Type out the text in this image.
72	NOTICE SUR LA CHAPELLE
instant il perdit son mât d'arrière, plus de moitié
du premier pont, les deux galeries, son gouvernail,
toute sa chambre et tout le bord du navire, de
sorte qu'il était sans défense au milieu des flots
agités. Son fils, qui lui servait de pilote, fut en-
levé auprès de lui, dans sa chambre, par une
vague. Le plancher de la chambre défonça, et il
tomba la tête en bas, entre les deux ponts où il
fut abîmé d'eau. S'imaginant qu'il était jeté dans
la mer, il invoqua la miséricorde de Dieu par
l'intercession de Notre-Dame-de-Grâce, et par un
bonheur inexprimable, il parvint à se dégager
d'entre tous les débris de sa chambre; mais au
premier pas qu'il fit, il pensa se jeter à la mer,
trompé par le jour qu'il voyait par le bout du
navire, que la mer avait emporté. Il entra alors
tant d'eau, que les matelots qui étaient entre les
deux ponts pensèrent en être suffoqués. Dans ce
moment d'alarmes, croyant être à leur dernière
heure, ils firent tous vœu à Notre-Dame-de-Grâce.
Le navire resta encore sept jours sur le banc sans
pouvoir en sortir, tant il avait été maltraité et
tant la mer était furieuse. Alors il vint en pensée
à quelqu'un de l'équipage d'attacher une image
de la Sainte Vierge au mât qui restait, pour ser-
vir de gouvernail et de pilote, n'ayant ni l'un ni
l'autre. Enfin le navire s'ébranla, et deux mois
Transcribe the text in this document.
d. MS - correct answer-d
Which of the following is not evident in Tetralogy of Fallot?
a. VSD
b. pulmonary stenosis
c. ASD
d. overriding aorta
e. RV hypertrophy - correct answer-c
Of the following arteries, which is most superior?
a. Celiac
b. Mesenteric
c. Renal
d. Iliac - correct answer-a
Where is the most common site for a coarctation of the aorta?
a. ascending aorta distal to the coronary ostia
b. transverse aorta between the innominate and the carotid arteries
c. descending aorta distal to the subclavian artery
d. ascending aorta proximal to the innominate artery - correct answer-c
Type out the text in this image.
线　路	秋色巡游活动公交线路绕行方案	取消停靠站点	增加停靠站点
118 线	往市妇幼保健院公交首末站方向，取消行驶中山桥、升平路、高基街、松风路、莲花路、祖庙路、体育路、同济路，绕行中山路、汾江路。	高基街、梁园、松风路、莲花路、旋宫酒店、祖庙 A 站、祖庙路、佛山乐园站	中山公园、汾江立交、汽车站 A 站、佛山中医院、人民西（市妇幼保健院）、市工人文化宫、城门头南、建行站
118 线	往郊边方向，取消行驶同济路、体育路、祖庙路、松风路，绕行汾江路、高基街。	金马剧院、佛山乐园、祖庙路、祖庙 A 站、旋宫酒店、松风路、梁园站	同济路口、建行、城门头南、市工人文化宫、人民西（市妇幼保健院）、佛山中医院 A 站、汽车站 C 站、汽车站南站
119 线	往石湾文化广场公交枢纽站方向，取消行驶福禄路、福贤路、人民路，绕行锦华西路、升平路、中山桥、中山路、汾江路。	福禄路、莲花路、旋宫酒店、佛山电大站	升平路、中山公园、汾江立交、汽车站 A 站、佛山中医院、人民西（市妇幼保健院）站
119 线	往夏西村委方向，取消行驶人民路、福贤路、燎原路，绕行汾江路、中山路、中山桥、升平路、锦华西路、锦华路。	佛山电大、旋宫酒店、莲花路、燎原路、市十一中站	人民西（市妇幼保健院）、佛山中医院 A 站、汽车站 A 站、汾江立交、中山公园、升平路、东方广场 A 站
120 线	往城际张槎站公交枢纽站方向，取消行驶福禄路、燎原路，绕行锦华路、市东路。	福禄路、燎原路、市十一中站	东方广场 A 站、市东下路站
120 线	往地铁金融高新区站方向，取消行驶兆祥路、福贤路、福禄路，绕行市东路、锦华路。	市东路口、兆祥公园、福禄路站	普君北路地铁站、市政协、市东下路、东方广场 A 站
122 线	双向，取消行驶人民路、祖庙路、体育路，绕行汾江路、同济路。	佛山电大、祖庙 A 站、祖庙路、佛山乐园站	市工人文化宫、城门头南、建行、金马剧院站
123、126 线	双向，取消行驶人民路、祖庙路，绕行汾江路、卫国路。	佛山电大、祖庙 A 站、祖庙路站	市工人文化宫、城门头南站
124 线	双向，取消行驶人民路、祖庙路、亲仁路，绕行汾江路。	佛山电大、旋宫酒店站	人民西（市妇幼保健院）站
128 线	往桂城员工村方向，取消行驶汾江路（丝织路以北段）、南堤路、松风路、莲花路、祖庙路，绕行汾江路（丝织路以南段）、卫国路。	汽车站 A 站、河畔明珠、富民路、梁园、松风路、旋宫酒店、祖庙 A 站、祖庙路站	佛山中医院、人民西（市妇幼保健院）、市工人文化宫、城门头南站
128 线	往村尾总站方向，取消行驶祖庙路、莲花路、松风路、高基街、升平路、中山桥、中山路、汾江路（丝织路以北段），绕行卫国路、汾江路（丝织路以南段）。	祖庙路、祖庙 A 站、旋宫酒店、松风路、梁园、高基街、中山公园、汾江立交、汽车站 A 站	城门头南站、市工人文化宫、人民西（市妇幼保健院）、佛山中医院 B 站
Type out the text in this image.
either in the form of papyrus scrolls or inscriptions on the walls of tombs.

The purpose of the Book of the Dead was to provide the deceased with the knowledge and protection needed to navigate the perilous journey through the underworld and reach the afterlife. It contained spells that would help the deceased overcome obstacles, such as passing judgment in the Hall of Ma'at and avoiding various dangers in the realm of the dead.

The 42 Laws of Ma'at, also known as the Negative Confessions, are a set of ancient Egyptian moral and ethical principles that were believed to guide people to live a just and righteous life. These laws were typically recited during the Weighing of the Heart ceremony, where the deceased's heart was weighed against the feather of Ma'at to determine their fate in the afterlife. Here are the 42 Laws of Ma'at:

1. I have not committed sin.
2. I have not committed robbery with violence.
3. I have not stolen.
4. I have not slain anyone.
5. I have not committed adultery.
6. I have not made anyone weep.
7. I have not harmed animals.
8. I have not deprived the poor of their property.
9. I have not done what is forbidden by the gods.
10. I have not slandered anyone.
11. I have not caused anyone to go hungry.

What is expected
Would you reproduce the material above in full, exactly as given?

Finished answer
Type out the text in this image.
72	NOTICE SUR LA CHAPELLE
instant il perdit son mât d'arrière, plus de moitié
du premier pont, les deux galeries, son gouvernail,
toute sa chambre et tout le bord du navire, de
sorte qu'il était sans défense au milieu des flots
agités. Son fils, qui lui servait de pilote, fut en-
levé auprès de lui, dans sa chambre, par une
vague. Le plancher de la chambre défonça, et il
tomba la tête en bas, entre les deux ponts où il
fut abîmé d'eau. S'imaginant qu'il était jeté dans
la mer, il invoqua la miséricorde de Dieu par
l'intercession de Notre-Dame-de-Grâce, et par un
bonheur inexprimable, il parvint à se dégager
d'entre tous les débris de sa chambre; mais au
premier pas qu'il fit, il pensa se jeter à la mer,
trompé par le jour qu'il voyait par le bout du
navire, que la mer avait emporté. Il entra alors
tant d'eau, que les matelots qui étaient entre les
deux ponts pensèrent en être suffoqués. Dans ce
moment d'alarmes, croyant être à leur dernière
heure, ils firent tous vœu à Notre-Dame-de-Grâce.
Le navire resta encore sept jours sur le banc sans
pouvoir en sortir, tant il avait été maltraité et
tant la mer était furieuse. Alors il vint en pensée
à quelqu'un de l'équipage d'attacher une image
de la Sainte Vierge au mât qui restait, pour ser-
vir de gouvernail et de pilote, n'ayant ni l'un ni
l'autre. Enfin le navire s'ébranla, et deux mois
Transcribe the text in this document.
d. MS - correct answer-d
Which of the following is not evident in Tetralogy of Fallot?
a. VSD
b. pulmonary stenosis
c. ASD
d. overriding aorta
e. RV hypertrophy - correct answer-c
Of the following arteries, which is most superior?
a. Celiac
b. Mesenteric
c. Renal
d. Iliac - correct answer-a
Where is the most common site for a coarctation of the aorta?
a. ascending aorta distal to the coronary ostia
b. transverse aorta between the innominate and the carotid arteries
c. descending aorta distal to the subclavian artery
d. ascending aorta proximal to the innominate artery - correct answer-c
Type out the text in this image.
线　路	秋色巡游活动公交线路绕行方案	取消停靠站点	增加停靠站点
118 线	往市妇幼保健院公交首末站方向，取消行驶中山桥、升平路、高基街、松风路、莲花路、祖庙路、体育路、同济路，绕行中山路、汾江路。	高基街、梁园、松风路、莲花路、旋宫酒店、祖庙 A 站、祖庙路、佛山乐园站	中山公园、汾江立交、汽车站 A 站、佛山中医院、人民西（市妇幼保健院）、市工人文化宫、城门头南、建行站
118 线	往郊边方向，取消行驶同济路、体育路、祖庙路、松风路，绕行汾江路、高基街。	金马剧院、佛山乐园、祖庙路、祖庙 A 站、旋宫酒店、松风路、梁园站	同济路口、建行、城门头南、市工人文化宫、人民西（市妇幼保健院）、佛山中医院 A 站、汽车站 C 站、汽车站南站
119 线	往石湾文化广场公交枢纽站方向，取消行驶福禄路、福贤路、人民路，绕行锦华西路、升平路、中山桥、中山路、汾江路。	福禄路、莲花路、旋宫酒店、佛山电大站	升平路、中山公园、汾江立交、汽车站 A 站、佛山中医院、人民西（市妇幼保健院）站
119 线	往夏西村委方向，取消行驶人民路、福贤路、燎原路，绕行汾江路、中山路、中山桥、升平路、锦华西路、锦华路。	佛山电大、旋宫酒店、莲花路、燎原路、市十一中站	人民西（市妇幼保健院）、佛山中医院 A 站、汽车站 A 站、汾江立交、中山公园、升平路、东方广场 A 站
120 线	往城际张槎站公交枢纽站方向，取消行驶福禄路、燎原路，绕行锦华路、市东路。	福禄路、燎原路、市十一中站	东方广场 A 站、市东下路站
120 线	往地铁金融高新区站方向，取消行驶兆祥路、福贤路、福禄路，绕行市东路、锦华路。	市东路口、兆祥公园、福禄路站	普君北路地铁站、市政协、市东下路、东方广场 A 站
122 线	双向，取消行驶人民路、祖庙路、体育路，绕行汾江路、同济路。	佛山电大、祖庙 A 站、祖庙路、佛山乐园站	市工人文化宫、城门头南、建行、金马剧院站
123、126 线	双向，取消行驶人民路、祖庙路，绕行汾江路、卫国路。	佛山电大、祖庙 A 站、祖庙路站	市工人文化宫、城门头南站
124 线	双向，取消行驶人民路、祖庙路、亲仁路，绕行汾江路。	佛山电大、旋宫酒店站	人民西（市妇幼保健院）站
128 线	往桂城员工村方向，取消行驶汾江路（丝织路以北段）、南堤路、松风路、莲花路、祖庙路，绕行汾江路（丝织路以南段）、卫国路。	汽车站 A 站、河畔明珠、富民路、梁园、松风路、旋宫酒店、祖庙 A 站、祖庙路站	佛山中医院、人民西（市妇幼保健院）、市工人文化宫、城门头南站
128 线	往村尾总站方向，取消行驶祖庙路、莲花路、松风路、高基街、升平路、中山桥、中山路、汾江路（丝织路以北段），绕行卫国路、汾江路（丝织路以南段）。	祖庙路、祖庙 A 站、旋宫酒店、松风路、梁园、高基街、中山公园、汾江立交、汽车站 A 站	城门头南站、市工人文化宫、人民西（市妇幼保健院）、佛山中医院 B 站
Type out the text in this image.
either in the form of papyrus scrolls or inscriptions on the walls of tombs.

The purpose of the Book of the Dead was to provide the deceased with the knowledge and protection needed to navigate the perilous journey through the underworld and reach the afterlife. It contained spells that would help the deceased overcome obstacles, such as passing judgment in the Hall of Ma'at and avoiding various dangers in the realm of the dead.

The 42 Laws of Ma'at, also known as the Negative Confessions, are a set of ancient Egyptian moral and ethical principles that were believed to guide people to live a just and righteous life. These laws were typically recited during the Weighing of the Heart ceremony, where the deceased's heart was weighed against the feather of Ma'at to determine their fate in the afterlife. Here are the 42 Laws of Ma'at:

1. I have not committed sin.
2. I have not committed robbery with violence.
3. I have not stolen.
4. I have not slain anyone.
5. I have not committed adultery.
6. I have not made anyone weep.
7. I have not harmed animals.
8. I have not deprived the poor of their property.
9. I have not done what is forbidden by the gods.
10. I have not slandered anyone.
11. I have not caused anyone to go hungry.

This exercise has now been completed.